[start MATERIALS PROVIDED]

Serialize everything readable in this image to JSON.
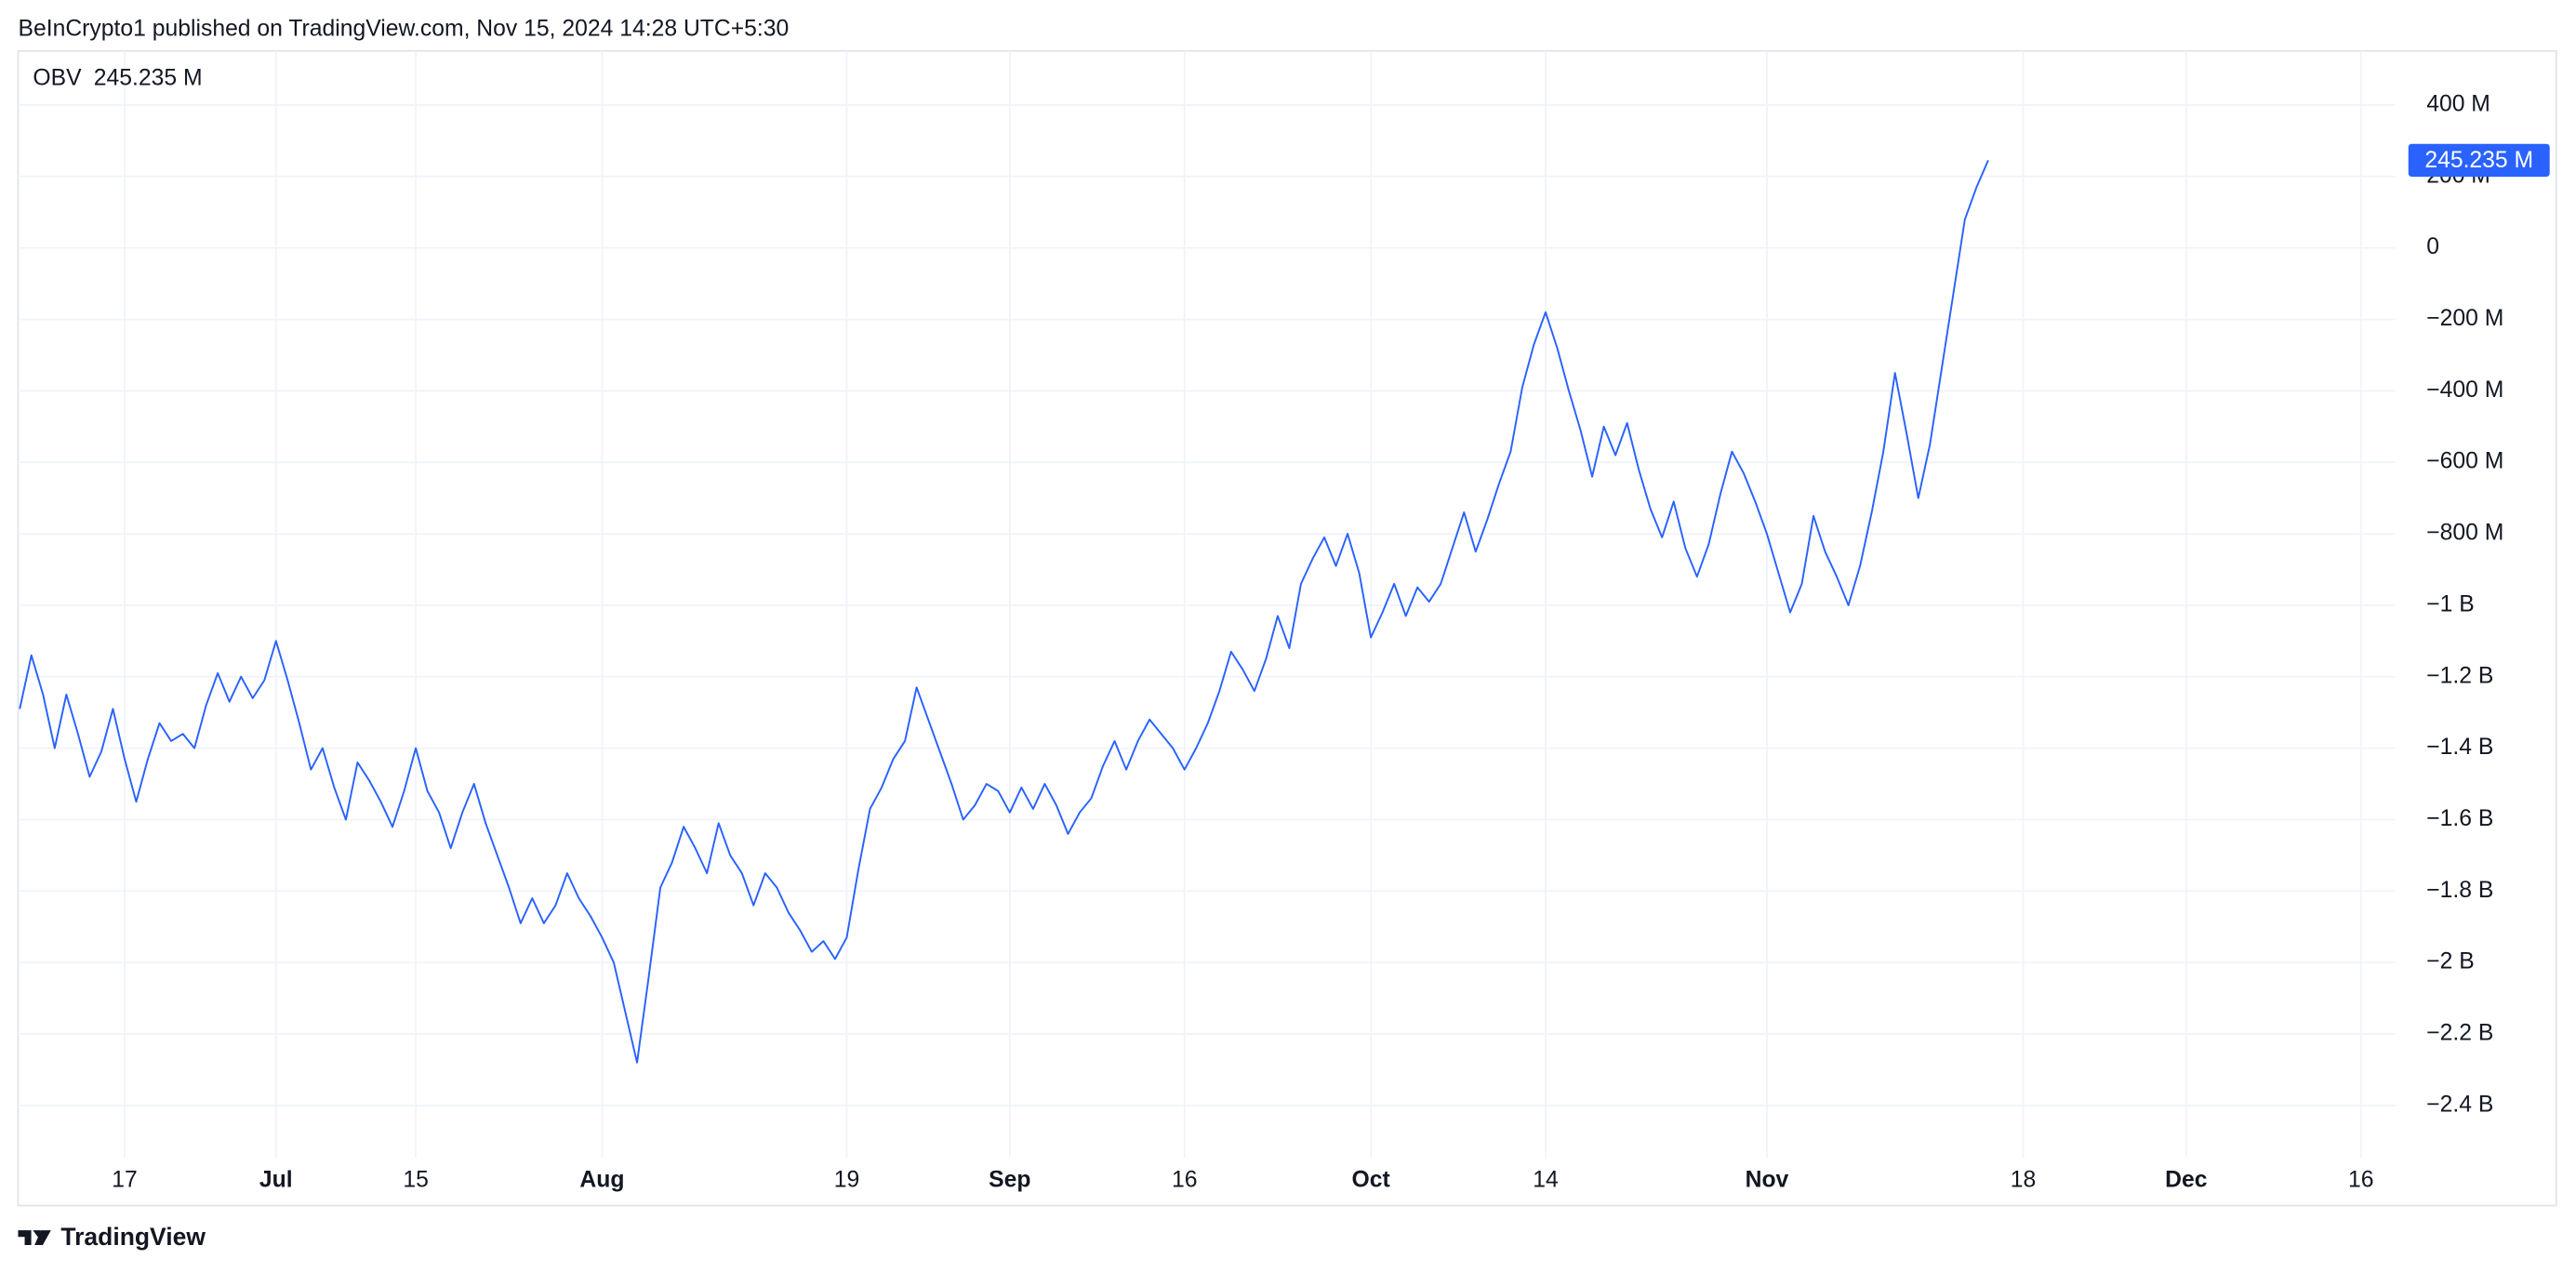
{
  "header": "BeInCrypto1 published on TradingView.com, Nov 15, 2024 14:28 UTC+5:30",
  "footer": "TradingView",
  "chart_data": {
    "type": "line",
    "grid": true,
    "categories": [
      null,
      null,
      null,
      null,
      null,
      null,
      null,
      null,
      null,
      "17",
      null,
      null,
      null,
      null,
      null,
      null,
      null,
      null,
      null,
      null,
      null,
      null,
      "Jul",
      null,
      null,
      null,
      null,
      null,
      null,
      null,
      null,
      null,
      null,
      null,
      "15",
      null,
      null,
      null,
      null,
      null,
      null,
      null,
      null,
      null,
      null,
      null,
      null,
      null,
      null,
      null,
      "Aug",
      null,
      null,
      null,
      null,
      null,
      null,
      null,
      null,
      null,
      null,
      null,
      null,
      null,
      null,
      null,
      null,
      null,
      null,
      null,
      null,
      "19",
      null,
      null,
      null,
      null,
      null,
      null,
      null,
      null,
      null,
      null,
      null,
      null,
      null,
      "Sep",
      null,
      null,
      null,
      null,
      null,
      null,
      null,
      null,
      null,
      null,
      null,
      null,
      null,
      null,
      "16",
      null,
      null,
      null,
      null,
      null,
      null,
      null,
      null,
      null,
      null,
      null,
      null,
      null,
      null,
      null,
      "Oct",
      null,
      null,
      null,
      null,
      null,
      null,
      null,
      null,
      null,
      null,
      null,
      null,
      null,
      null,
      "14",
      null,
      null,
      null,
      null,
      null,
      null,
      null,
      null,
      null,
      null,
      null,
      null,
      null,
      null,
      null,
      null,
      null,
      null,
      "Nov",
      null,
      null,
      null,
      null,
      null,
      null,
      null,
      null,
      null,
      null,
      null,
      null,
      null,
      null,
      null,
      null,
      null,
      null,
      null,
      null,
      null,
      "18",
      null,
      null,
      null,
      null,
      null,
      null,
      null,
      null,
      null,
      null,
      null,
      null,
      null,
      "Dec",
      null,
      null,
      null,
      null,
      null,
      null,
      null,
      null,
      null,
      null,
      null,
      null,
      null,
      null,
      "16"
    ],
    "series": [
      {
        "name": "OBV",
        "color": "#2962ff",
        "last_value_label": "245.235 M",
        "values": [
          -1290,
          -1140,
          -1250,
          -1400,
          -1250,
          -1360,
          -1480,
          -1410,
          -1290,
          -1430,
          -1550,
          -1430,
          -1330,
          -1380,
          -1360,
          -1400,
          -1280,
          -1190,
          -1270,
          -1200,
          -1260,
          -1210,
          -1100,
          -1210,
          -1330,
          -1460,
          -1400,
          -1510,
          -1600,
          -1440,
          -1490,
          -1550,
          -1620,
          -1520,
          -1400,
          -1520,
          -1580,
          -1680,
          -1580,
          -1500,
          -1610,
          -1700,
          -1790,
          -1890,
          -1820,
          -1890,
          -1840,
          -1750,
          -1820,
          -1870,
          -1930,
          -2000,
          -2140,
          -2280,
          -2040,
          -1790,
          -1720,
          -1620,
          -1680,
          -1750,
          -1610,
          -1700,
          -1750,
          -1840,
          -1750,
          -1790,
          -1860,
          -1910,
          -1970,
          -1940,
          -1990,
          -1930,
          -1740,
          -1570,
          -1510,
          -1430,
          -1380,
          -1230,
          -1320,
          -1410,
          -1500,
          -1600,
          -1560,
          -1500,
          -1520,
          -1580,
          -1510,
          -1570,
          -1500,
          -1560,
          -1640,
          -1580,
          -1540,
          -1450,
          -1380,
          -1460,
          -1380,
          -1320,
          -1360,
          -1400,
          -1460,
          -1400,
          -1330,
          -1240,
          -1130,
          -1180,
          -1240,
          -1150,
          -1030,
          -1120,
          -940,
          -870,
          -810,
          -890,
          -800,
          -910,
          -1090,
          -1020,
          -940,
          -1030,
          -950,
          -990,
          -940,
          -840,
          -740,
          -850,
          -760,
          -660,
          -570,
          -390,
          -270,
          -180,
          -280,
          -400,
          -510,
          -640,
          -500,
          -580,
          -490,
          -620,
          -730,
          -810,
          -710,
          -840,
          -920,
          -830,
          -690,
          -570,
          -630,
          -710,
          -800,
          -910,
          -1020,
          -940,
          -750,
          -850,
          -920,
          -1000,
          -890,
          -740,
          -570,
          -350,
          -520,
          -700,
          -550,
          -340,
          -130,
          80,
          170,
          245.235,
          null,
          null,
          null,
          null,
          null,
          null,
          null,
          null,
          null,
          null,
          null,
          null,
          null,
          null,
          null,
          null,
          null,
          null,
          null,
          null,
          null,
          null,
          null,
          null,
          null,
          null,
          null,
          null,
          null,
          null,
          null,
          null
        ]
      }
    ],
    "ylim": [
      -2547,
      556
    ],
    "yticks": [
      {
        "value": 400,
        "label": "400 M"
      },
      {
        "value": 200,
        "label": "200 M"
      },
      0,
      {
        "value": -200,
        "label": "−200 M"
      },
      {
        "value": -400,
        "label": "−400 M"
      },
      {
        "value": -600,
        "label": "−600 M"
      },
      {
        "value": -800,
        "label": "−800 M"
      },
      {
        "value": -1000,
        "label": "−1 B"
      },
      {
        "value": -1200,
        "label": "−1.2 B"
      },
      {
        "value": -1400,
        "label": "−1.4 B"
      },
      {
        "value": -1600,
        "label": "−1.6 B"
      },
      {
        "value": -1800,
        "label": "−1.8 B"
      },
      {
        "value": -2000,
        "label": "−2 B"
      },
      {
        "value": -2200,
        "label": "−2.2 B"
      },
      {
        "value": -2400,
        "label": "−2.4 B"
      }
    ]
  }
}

[end MATERIALS PROVIDED]

* _WHAT TO PRODUCE_:
Omit the pictures. Transcribe every record exactly.

* _COMPLETE ANSWER_:
Serialize everything readable in this image to JSON.
{
  "header": "BeInCrypto1 published on TradingView.com, Nov 15, 2024 14:28 UTC+5:30",
  "footer": "TradingView",
  "chart_data": {
    "type": "line",
    "grid": true,
    "categories": [
      null,
      null,
      null,
      null,
      null,
      null,
      null,
      null,
      null,
      "17",
      null,
      null,
      null,
      null,
      null,
      null,
      null,
      null,
      null,
      null,
      null,
      null,
      "Jul",
      null,
      null,
      null,
      null,
      null,
      null,
      null,
      null,
      null,
      null,
      null,
      "15",
      null,
      null,
      null,
      null,
      null,
      null,
      null,
      null,
      null,
      null,
      null,
      null,
      null,
      null,
      null,
      "Aug",
      null,
      null,
      null,
      null,
      null,
      null,
      null,
      null,
      null,
      null,
      null,
      null,
      null,
      null,
      null,
      null,
      null,
      null,
      null,
      null,
      "19",
      null,
      null,
      null,
      null,
      null,
      null,
      null,
      null,
      null,
      null,
      null,
      null,
      null,
      "Sep",
      null,
      null,
      null,
      null,
      null,
      null,
      null,
      null,
      null,
      null,
      null,
      null,
      null,
      null,
      "16",
      null,
      null,
      null,
      null,
      null,
      null,
      null,
      null,
      null,
      null,
      null,
      null,
      null,
      null,
      null,
      "Oct",
      null,
      null,
      null,
      null,
      null,
      null,
      null,
      null,
      null,
      null,
      null,
      null,
      null,
      null,
      "14",
      null,
      null,
      null,
      null,
      null,
      null,
      null,
      null,
      null,
      null,
      null,
      null,
      null,
      null,
      null,
      null,
      null,
      null,
      "Nov",
      null,
      null,
      null,
      null,
      null,
      null,
      null,
      null,
      null,
      null,
      null,
      null,
      null,
      null,
      null,
      null,
      null,
      null,
      null,
      null,
      null,
      "18",
      null,
      null,
      null,
      null,
      null,
      null,
      null,
      null,
      null,
      null,
      null,
      null,
      null,
      "Dec",
      null,
      null,
      null,
      null,
      null,
      null,
      null,
      null,
      null,
      null,
      null,
      null,
      null,
      null,
      "16"
    ],
    "series": [
      {
        "name": "OBV",
        "color": "#2962ff",
        "last_value_label": "245.235 M",
        "values": [
          -1290,
          -1140,
          -1250,
          -1400,
          -1250,
          -1360,
          -1480,
          -1410,
          -1290,
          -1430,
          -1550,
          -1430,
          -1330,
          -1380,
          -1360,
          -1400,
          -1280,
          -1190,
          -1270,
          -1200,
          -1260,
          -1210,
          -1100,
          -1210,
          -1330,
          -1460,
          -1400,
          -1510,
          -1600,
          -1440,
          -1490,
          -1550,
          -1620,
          -1520,
          -1400,
          -1520,
          -1580,
          -1680,
          -1580,
          -1500,
          -1610,
          -1700,
          -1790,
          -1890,
          -1820,
          -1890,
          -1840,
          -1750,
          -1820,
          -1870,
          -1930,
          -2000,
          -2140,
          -2280,
          -2040,
          -1790,
          -1720,
          -1620,
          -1680,
          -1750,
          -1610,
          -1700,
          -1750,
          -1840,
          -1750,
          -1790,
          -1860,
          -1910,
          -1970,
          -1940,
          -1990,
          -1930,
          -1740,
          -1570,
          -1510,
          -1430,
          -1380,
          -1230,
          -1320,
          -1410,
          -1500,
          -1600,
          -1560,
          -1500,
          -1520,
          -1580,
          -1510,
          -1570,
          -1500,
          -1560,
          -1640,
          -1580,
          -1540,
          -1450,
          -1380,
          -1460,
          -1380,
          -1320,
          -1360,
          -1400,
          -1460,
          -1400,
          -1330,
          -1240,
          -1130,
          -1180,
          -1240,
          -1150,
          -1030,
          -1120,
          -940,
          -870,
          -810,
          -890,
          -800,
          -910,
          -1090,
          -1020,
          -940,
          -1030,
          -950,
          -990,
          -940,
          -840,
          -740,
          -850,
          -760,
          -660,
          -570,
          -390,
          -270,
          -180,
          -280,
          -400,
          -510,
          -640,
          -500,
          -580,
          -490,
          -620,
          -730,
          -810,
          -710,
          -840,
          -920,
          -830,
          -690,
          -570,
          -630,
          -710,
          -800,
          -910,
          -1020,
          -940,
          -750,
          -850,
          -920,
          -1000,
          -890,
          -740,
          -570,
          -350,
          -520,
          -700,
          -550,
          -340,
          -130,
          80,
          170,
          245.235,
          null,
          null,
          null,
          null,
          null,
          null,
          null,
          null,
          null,
          null,
          null,
          null,
          null,
          null,
          null,
          null,
          null,
          null,
          null,
          null,
          null,
          null,
          null,
          null,
          null,
          null,
          null,
          null,
          null,
          null,
          null,
          null
        ]
      }
    ],
    "ylim": [
      -2547,
      556
    ],
    "yticks": [
      {
        "value": 400,
        "label": "400 M"
      },
      {
        "value": 200,
        "label": "200 M"
      },
      0,
      {
        "value": -200,
        "label": "−200 M"
      },
      {
        "value": -400,
        "label": "−400 M"
      },
      {
        "value": -600,
        "label": "−600 M"
      },
      {
        "value": -800,
        "label": "−800 M"
      },
      {
        "value": -1000,
        "label": "−1 B"
      },
      {
        "value": -1200,
        "label": "−1.2 B"
      },
      {
        "value": -1400,
        "label": "−1.4 B"
      },
      {
        "value": -1600,
        "label": "−1.6 B"
      },
      {
        "value": -1800,
        "label": "−1.8 B"
      },
      {
        "value": -2000,
        "label": "−2 B"
      },
      {
        "value": -2200,
        "label": "−2.2 B"
      },
      {
        "value": -2400,
        "label": "−2.4 B"
      }
    ]
  }
}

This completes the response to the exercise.